[Saved entries]
* Start *
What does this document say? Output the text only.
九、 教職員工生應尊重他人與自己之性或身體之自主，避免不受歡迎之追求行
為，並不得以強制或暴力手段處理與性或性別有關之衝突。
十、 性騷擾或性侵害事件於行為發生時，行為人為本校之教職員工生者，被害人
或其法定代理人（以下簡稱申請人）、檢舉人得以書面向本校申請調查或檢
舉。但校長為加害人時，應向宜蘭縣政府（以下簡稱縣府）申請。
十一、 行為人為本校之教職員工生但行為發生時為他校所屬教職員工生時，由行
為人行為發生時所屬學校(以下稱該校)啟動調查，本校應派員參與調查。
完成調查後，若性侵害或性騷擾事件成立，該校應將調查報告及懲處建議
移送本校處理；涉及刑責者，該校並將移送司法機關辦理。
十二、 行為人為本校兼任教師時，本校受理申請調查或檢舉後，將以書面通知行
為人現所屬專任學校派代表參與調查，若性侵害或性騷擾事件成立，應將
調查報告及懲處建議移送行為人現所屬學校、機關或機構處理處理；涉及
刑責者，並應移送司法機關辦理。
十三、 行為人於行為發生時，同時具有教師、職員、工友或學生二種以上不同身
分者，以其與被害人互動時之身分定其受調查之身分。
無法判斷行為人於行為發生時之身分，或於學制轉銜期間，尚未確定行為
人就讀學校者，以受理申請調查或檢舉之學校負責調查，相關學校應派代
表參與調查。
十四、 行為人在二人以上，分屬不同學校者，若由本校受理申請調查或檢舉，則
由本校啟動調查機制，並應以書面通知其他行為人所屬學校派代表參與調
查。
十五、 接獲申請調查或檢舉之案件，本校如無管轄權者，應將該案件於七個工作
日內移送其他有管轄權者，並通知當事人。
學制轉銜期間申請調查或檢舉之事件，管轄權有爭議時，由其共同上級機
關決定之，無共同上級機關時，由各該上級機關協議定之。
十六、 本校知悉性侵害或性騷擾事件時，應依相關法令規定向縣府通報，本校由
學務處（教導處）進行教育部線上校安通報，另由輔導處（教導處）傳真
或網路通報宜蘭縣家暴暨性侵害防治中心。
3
* End *
Challenge – Show the lines that mention the word "若性侵害或性騷擾事件成立".

Full solution –
完成調查後，若性侵害或性騷擾事件成立，該校應將調查報告及懲處建議
為人現所屬專任學校派代表參與調查，若性侵害或性騷擾事件成立，應將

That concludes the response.